INSTRUCTIONS FOR THE TASK: Reproduce the whole listing, character for character.

EXERCISE INPUT:
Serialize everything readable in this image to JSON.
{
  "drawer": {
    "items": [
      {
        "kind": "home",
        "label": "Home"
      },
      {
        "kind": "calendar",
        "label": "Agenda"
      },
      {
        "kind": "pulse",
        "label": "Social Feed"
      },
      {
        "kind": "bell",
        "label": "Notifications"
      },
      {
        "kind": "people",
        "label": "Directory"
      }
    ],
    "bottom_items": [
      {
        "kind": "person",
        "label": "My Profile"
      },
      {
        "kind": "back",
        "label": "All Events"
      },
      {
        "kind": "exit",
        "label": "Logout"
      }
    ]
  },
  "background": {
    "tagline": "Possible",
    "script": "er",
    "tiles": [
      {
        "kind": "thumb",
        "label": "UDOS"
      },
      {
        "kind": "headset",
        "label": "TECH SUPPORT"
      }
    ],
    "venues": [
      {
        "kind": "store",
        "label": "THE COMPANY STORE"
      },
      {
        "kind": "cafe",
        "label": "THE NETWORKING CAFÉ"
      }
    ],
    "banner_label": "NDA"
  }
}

RESPONSE TO THE EXERCISE:
Serialize everything readable in this image to JSON.
{
  "drawer": {
    "items": [
      {
        "kind": "home",
        "label": "Home"
      },
      {
        "kind": "calendar",
        "label": "Agenda"
      },
      {
        "kind": "pulse",
        "label": "Social Feed"
      },
      {
        "kind": "bell",
        "label": "Notifications"
      },
      {
        "kind": "people",
        "label": "Directory"
      }
    ],
    "bottom_items": [
      {
        "kind": "person",
        "label": "My Profile"
      },
      {
        "kind": "back",
        "label": "All Events"
      },
      {
        "kind": "exit",
        "label": "Logout"
      }
    ]
  },
  "background": {
    "tagline": "Possible",
    "script": "er",
    "tiles": [
      {
        "kind": "thumb",
        "label": "UDOS"
      },
      {
        "kind": "headset",
        "label": "TECH SUPPORT"
      }
    ],
    "venues": [
      {
        "kind": "store",
        "label": "THE COMPANY STORE"
      },
      {
        "kind": "cafe",
        "label": "THE NETWORKING CAFÉ"
      }
    ],
    "banner_label": "NDA"
  }
}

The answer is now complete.